§ Exercise prompt:
Begin at the line with "What does this" and output every line through the end of the records, exactly as given. Omit pictures.

-=-=-

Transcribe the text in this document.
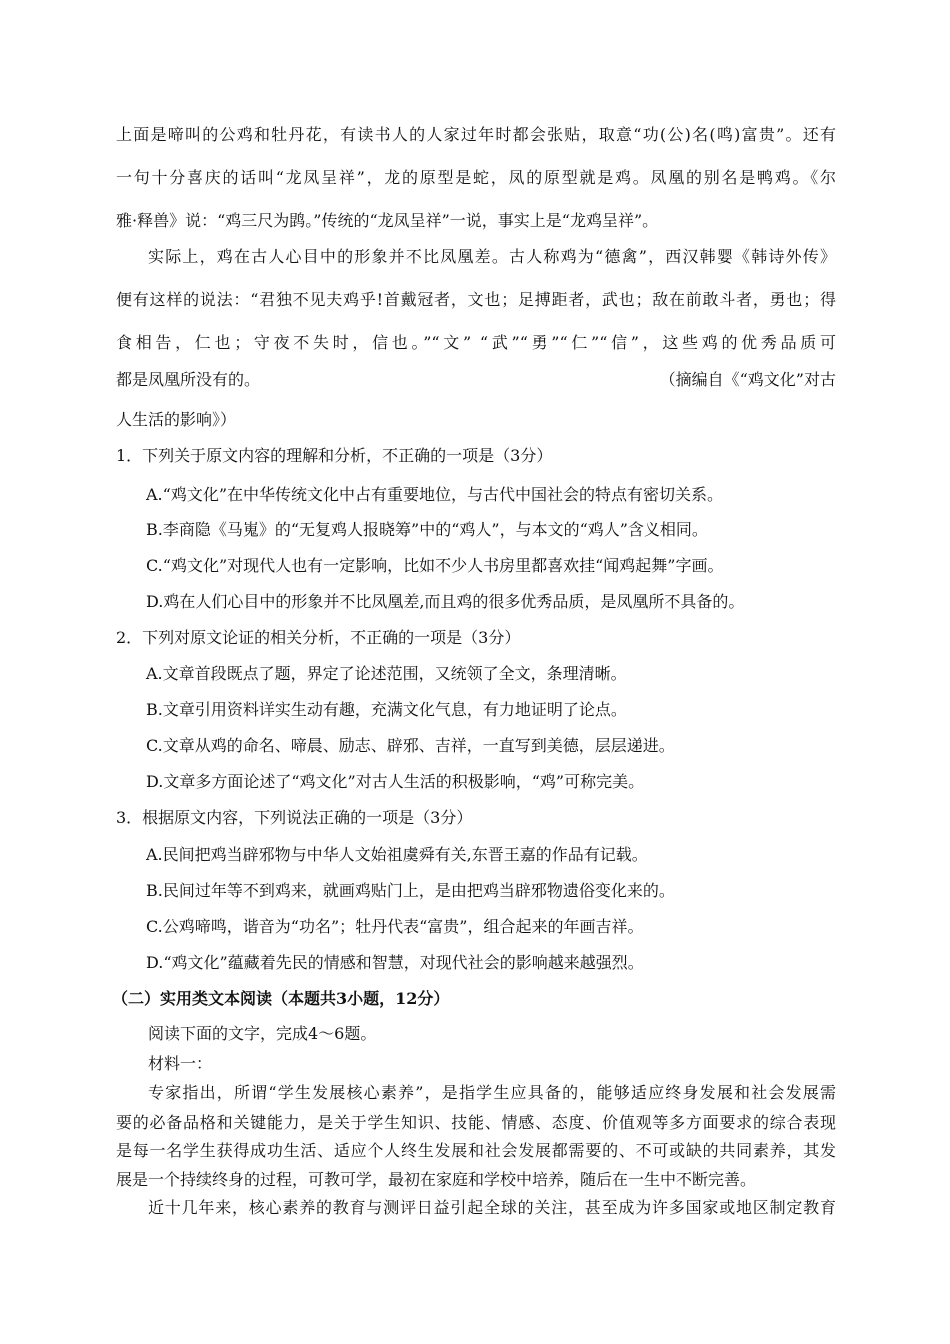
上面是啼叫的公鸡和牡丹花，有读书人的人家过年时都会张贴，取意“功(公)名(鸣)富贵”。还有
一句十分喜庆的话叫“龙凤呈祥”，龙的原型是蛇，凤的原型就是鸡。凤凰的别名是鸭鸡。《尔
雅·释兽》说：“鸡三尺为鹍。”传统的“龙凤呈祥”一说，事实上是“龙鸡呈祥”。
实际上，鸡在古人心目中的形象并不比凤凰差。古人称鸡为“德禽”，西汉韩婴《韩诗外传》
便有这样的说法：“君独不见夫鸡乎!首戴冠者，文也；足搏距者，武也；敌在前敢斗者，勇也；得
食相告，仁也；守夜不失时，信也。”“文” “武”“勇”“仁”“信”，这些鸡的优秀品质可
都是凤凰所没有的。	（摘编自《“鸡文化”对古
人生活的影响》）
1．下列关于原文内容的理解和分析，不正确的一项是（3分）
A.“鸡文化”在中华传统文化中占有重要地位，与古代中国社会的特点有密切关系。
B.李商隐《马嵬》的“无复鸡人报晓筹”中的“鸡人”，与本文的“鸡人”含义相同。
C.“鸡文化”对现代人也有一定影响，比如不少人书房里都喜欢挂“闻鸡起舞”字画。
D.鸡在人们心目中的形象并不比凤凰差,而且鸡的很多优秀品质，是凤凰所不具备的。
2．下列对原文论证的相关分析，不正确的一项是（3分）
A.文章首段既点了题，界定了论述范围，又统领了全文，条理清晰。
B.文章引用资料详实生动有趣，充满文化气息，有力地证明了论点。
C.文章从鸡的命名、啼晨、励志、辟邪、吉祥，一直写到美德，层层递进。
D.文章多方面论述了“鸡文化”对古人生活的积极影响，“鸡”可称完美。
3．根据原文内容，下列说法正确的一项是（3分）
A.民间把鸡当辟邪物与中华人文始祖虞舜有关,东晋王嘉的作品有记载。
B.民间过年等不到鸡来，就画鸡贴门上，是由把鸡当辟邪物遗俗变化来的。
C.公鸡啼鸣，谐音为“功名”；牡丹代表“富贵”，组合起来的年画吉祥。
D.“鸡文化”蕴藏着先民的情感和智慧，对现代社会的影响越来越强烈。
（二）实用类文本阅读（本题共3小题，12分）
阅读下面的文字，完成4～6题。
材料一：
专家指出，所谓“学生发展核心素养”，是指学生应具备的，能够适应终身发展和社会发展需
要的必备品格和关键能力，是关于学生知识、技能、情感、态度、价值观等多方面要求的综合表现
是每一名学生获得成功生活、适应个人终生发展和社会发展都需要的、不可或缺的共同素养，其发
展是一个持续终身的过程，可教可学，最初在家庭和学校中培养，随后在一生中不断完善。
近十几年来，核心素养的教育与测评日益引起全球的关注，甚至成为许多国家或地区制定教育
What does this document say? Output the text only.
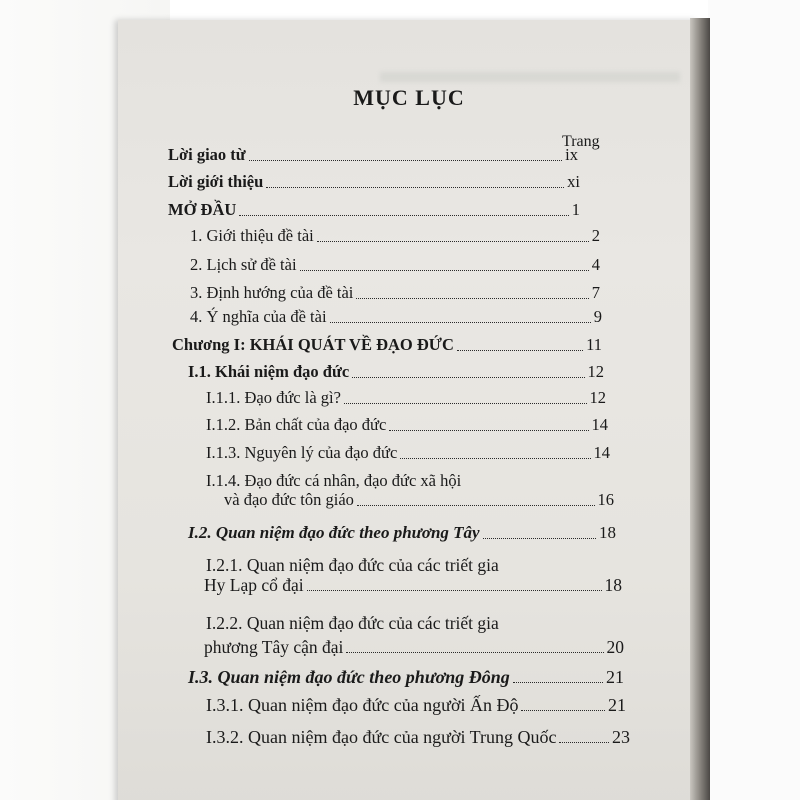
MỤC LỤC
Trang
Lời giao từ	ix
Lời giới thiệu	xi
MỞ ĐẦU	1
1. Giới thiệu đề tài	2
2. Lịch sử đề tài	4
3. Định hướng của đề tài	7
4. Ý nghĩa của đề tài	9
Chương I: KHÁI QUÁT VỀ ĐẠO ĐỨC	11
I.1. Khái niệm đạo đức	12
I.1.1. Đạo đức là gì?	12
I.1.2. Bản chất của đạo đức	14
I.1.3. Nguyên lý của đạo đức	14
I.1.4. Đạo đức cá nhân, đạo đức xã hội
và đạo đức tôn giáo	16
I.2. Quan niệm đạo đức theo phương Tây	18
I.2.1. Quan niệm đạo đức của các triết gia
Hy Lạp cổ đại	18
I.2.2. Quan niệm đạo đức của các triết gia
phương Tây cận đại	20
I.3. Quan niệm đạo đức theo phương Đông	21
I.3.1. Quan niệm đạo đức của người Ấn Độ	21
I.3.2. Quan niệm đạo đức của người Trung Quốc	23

-=-=-

§ Task response:
What does this document say? Output the text only.
MỤC LỤC
Trang
Lời giao từ	ix
Lời giới thiệu	xi
MỞ ĐẦU	1
1. Giới thiệu đề tài	2
2. Lịch sử đề tài	4
3. Định hướng của đề tài	7
4. Ý nghĩa của đề tài	9
Chương I: KHÁI QUÁT VỀ ĐẠO ĐỨC	11
I.1. Khái niệm đạo đức	12
I.1.1. Đạo đức là gì?	12
I.1.2. Bản chất của đạo đức	14
I.1.3. Nguyên lý của đạo đức	14
I.1.4. Đạo đức cá nhân, đạo đức xã hội
và đạo đức tôn giáo	16
I.2. Quan niệm đạo đức theo phương Tây	18
I.2.1. Quan niệm đạo đức của các triết gia
Hy Lạp cổ đại	18
I.2.2. Quan niệm đạo đức của các triết gia
phương Tây cận đại	20
I.3. Quan niệm đạo đức theo phương Đông	21
I.3.1. Quan niệm đạo đức của người Ấn Độ	21
I.3.2. Quan niệm đạo đức của người Trung Quốc	23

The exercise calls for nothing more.